# [WHAT TO DO]
Lift out each line of the data that holds "JSON".

** START OF INPUT DATA **

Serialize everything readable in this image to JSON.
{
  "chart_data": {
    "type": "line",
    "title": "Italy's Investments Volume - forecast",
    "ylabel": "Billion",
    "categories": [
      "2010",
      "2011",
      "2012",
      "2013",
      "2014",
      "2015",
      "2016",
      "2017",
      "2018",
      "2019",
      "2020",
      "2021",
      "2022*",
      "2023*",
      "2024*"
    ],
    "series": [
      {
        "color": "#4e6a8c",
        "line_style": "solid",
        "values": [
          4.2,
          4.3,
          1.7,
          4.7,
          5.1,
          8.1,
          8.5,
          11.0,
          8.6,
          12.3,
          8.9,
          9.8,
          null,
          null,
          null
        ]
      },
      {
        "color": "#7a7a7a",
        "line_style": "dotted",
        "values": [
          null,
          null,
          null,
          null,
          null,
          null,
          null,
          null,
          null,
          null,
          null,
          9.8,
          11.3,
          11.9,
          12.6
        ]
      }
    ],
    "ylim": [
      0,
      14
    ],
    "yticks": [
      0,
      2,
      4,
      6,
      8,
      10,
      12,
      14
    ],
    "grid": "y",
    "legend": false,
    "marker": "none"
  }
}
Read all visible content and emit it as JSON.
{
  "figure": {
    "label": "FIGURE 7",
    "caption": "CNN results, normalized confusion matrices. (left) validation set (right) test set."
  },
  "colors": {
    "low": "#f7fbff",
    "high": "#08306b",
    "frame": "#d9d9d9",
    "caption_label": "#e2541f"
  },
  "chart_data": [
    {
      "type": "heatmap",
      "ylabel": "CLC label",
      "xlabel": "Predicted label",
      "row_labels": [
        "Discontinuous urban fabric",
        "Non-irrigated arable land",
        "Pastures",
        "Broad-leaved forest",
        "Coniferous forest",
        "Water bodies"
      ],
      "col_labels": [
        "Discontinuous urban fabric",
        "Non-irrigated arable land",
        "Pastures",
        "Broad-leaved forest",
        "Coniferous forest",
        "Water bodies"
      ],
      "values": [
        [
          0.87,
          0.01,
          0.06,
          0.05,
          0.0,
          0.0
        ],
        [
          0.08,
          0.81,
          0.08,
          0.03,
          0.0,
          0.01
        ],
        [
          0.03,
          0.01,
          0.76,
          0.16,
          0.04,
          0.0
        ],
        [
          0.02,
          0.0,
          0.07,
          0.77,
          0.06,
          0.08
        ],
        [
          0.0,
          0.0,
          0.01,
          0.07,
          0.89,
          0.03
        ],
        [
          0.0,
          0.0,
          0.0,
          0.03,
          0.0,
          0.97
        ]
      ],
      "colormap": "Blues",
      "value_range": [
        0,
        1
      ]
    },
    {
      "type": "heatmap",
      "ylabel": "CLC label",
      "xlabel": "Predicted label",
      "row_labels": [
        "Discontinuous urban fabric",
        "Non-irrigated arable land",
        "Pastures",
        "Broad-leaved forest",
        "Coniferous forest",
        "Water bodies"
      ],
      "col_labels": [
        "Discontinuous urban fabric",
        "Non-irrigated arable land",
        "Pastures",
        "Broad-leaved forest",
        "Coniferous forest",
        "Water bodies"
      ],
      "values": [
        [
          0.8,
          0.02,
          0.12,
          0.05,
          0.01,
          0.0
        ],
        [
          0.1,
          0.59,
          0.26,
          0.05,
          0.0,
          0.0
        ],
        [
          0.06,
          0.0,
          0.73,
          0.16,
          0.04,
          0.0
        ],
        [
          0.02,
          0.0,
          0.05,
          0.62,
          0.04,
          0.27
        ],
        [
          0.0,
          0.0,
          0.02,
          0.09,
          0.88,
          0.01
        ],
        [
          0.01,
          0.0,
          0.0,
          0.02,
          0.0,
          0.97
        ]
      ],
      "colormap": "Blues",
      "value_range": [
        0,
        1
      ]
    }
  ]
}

** END OF INPUT DATA **

# [SOLUTION]
Serialize everything readable in this image to JSON.
Read all visible content and emit it as JSON.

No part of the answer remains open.